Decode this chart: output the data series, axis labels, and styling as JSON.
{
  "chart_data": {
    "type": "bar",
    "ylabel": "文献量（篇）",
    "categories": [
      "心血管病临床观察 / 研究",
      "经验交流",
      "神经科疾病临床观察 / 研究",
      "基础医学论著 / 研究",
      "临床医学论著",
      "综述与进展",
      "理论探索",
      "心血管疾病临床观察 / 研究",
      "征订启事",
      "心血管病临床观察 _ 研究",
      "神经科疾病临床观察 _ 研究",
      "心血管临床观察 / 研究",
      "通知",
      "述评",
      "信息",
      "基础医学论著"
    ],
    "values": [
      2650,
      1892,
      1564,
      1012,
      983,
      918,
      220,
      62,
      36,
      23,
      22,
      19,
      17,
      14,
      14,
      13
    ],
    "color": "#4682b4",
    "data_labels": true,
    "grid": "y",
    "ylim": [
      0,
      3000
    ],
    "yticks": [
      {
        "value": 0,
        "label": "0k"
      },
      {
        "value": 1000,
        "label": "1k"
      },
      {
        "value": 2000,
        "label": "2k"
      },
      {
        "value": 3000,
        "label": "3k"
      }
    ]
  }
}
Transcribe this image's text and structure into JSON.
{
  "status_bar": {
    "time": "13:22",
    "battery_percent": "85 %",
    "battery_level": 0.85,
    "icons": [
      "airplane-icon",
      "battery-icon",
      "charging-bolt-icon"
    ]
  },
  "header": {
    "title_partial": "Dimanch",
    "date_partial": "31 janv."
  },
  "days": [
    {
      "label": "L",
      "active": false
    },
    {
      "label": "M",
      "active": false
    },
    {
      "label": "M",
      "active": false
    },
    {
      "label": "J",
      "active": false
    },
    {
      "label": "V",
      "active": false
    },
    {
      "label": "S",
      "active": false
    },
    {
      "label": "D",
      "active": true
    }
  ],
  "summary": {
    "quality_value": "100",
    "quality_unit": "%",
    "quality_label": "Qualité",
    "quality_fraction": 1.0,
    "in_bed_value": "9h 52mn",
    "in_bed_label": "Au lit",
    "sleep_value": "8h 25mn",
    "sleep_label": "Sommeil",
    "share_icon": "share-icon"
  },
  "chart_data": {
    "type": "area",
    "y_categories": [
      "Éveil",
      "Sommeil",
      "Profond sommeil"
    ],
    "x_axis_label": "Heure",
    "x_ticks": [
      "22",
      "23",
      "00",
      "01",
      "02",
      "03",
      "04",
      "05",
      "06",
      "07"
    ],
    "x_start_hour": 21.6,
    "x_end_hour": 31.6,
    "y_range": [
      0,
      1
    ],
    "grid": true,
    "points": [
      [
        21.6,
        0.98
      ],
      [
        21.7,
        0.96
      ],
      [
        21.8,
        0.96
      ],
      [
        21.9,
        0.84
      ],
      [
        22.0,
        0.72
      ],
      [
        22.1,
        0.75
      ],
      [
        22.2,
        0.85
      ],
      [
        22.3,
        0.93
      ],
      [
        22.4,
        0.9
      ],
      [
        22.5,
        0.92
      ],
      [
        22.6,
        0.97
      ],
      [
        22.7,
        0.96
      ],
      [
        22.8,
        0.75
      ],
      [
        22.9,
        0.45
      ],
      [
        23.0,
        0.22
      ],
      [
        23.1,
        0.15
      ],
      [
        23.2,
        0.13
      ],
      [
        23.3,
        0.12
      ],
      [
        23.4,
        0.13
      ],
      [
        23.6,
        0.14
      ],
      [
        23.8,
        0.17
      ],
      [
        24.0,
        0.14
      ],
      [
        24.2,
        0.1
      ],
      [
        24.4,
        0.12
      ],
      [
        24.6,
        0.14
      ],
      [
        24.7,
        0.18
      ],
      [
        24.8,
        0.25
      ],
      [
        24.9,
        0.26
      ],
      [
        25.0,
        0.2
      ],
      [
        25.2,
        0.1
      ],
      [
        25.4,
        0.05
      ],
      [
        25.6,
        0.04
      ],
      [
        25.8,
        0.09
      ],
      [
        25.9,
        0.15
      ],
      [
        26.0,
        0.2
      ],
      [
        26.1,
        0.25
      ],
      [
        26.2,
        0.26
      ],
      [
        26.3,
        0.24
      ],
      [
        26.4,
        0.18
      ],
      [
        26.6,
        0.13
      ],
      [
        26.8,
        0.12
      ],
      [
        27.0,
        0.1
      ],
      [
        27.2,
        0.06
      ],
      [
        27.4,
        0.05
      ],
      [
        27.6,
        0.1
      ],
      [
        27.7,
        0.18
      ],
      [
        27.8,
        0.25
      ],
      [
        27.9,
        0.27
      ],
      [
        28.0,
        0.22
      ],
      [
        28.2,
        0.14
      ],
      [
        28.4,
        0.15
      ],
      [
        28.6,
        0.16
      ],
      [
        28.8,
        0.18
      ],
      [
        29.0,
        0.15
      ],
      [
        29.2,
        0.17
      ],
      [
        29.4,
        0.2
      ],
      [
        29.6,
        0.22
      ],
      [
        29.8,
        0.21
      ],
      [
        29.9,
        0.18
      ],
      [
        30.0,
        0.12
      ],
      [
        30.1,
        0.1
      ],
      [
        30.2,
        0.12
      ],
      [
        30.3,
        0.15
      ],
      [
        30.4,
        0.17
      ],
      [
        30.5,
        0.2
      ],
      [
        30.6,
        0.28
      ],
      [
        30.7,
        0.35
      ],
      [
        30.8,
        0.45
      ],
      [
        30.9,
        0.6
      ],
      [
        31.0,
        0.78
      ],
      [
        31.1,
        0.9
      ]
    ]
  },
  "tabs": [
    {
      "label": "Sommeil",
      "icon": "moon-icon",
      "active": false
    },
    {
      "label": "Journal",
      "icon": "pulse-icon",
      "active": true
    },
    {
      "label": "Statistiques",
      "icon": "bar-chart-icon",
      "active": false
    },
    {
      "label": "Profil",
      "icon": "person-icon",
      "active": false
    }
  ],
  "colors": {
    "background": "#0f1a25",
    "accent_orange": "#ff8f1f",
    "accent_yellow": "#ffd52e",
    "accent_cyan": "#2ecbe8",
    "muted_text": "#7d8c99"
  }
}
++++++++++
◆ Exercise description: Transcribe the records above exactly as they appear.

◆ Written answer:
Decode this chart: output the data series, axis labels, and styling as JSON.
{
  "chart_data": {
    "type": "bar",
    "ylabel": "文献量（篇）",
    "categories": [
      "心血管病临床观察 / 研究",
      "经验交流",
      "神经科疾病临床观察 / 研究",
      "基础医学论著 / 研究",
      "临床医学论著",
      "综述与进展",
      "理论探索",
      "心血管疾病临床观察 / 研究",
      "征订启事",
      "心血管病临床观察 _ 研究",
      "神经科疾病临床观察 _ 研究",
      "心血管临床观察 / 研究",
      "通知",
      "述评",
      "信息",
      "基础医学论著"
    ],
    "values": [
      2650,
      1892,
      1564,
      1012,
      983,
      918,
      220,
      62,
      36,
      23,
      22,
      19,
      17,
      14,
      14,
      13
    ],
    "color": "#4682b4",
    "data_labels": true,
    "grid": "y",
    "ylim": [
      0,
      3000
    ],
    "yticks": [
      {
        "value": 0,
        "label": "0k"
      },
      {
        "value": 1000,
        "label": "1k"
      },
      {
        "value": 2000,
        "label": "2k"
      },
      {
        "value": 3000,
        "label": "3k"
      }
    ]
  }
}
Transcribe this image's text and structure into JSON.
{
  "status_bar": {
    "time": "13:22",
    "battery_percent": "85 %",
    "battery_level": 0.85,
    "icons": [
      "airplane-icon",
      "battery-icon",
      "charging-bolt-icon"
    ]
  },
  "header": {
    "title_partial": "Dimanch",
    "date_partial": "31 janv."
  },
  "days": [
    {
      "label": "L",
      "active": false
    },
    {
      "label": "M",
      "active": false
    },
    {
      "label": "M",
      "active": false
    },
    {
      "label": "J",
      "active": false
    },
    {
      "label": "V",
      "active": false
    },
    {
      "label": "S",
      "active": false
    },
    {
      "label": "D",
      "active": true
    }
  ],
  "summary": {
    "quality_value": "100",
    "quality_unit": "%",
    "quality_label": "Qualité",
    "quality_fraction": 1.0,
    "in_bed_value": "9h 52mn",
    "in_bed_label": "Au lit",
    "sleep_value": "8h 25mn",
    "sleep_label": "Sommeil",
    "share_icon": "share-icon"
  },
  "chart_data": {
    "type": "area",
    "y_categories": [
      "Éveil",
      "Sommeil",
      "Profond sommeil"
    ],
    "x_axis_label": "Heure",
    "x_ticks": [
      "22",
      "23",
      "00",
      "01",
      "02",
      "03",
      "04",
      "05",
      "06",
      "07"
    ],
    "x_start_hour": 21.6,
    "x_end_hour": 31.6,
    "y_range": [
      0,
      1
    ],
    "grid": true,
    "points": [
      [
        21.6,
        0.98
      ],
      [
        21.7,
        0.96
      ],
      [
        21.8,
        0.96
      ],
      [
        21.9,
        0.84
      ],
      [
        22.0,
        0.72
      ],
      [
        22.1,
        0.75
      ],
      [
        22.2,
        0.85
      ],
      [
        22.3,
        0.93
      ],
      [
        22.4,
        0.9
      ],
      [
        22.5,
        0.92
      ],
      [
        22.6,
        0.97
      ],
      [
        22.7,
        0.96
      ],
      [
        22.8,
        0.75
      ],
      [
        22.9,
        0.45
      ],
      [
        23.0,
        0.22
      ],
      [
        23.1,
        0.15
      ],
      [
        23.2,
        0.13
      ],
      [
        23.3,
        0.12
      ],
      [
        23.4,
        0.13
      ],
      [
        23.6,
        0.14
      ],
      [
        23.8,
        0.17
      ],
      [
        24.0,
        0.14
      ],
      [
        24.2,
        0.1
      ],
      [
        24.4,
        0.12
      ],
      [
        24.6,
        0.14
      ],
      [
        24.7,
        0.18
      ],
      [
        24.8,
        0.25
      ],
      [
        24.9,
        0.26
      ],
      [
        25.0,
        0.2
      ],
      [
        25.2,
        0.1
      ],
      [
        25.4,
        0.05
      ],
      [
        25.6,
        0.04
      ],
      [
        25.8,
        0.09
      ],
      [
        25.9,
        0.15
      ],
      [
        26.0,
        0.2
      ],
      [
        26.1,
        0.25
      ],
      [
        26.2,
        0.26
      ],
      [
        26.3,
        0.24
      ],
      [
        26.4,
        0.18
      ],
      [
        26.6,
        0.13
      ],
      [
        26.8,
        0.12
      ],
      [
        27.0,
        0.1
      ],
      [
        27.2,
        0.06
      ],
      [
        27.4,
        0.05
      ],
      [
        27.6,
        0.1
      ],
      [
        27.7,
        0.18
      ],
      [
        27.8,
        0.25
      ],
      [
        27.9,
        0.27
      ],
      [
        28.0,
        0.22
      ],
      [
        28.2,
        0.14
      ],
      [
        28.4,
        0.15
      ],
      [
        28.6,
        0.16
      ],
      [
        28.8,
        0.18
      ],
      [
        29.0,
        0.15
      ],
      [
        29.2,
        0.17
      ],
      [
        29.4,
        0.2
      ],
      [
        29.6,
        0.22
      ],
      [
        29.8,
        0.21
      ],
      [
        29.9,
        0.18
      ],
      [
        30.0,
        0.12
      ],
      [
        30.1,
        0.1
      ],
      [
        30.2,
        0.12
      ],
      [
        30.3,
        0.15
      ],
      [
        30.4,
        0.17
      ],
      [
        30.5,
        0.2
      ],
      [
        30.6,
        0.28
      ],
      [
        30.7,
        0.35
      ],
      [
        30.8,
        0.45
      ],
      [
        30.9,
        0.6
      ],
      [
        31.0,
        0.78
      ],
      [
        31.1,
        0.9
      ]
    ]
  },
  "tabs": [
    {
      "label": "Sommeil",
      "icon": "moon-icon",
      "active": false
    },
    {
      "label": "Journal",
      "icon": "pulse-icon",
      "active": true
    },
    {
      "label": "Statistiques",
      "icon": "bar-chart-icon",
      "active": false
    },
    {
      "label": "Profil",
      "icon": "person-icon",
      "active": false
    }
  ],
  "colors": {
    "background": "#0f1a25",
    "accent_orange": "#ff8f1f",
    "accent_yellow": "#ffd52e",
    "accent_cyan": "#2ecbe8",
    "muted_text": "#7d8c99"
  }
}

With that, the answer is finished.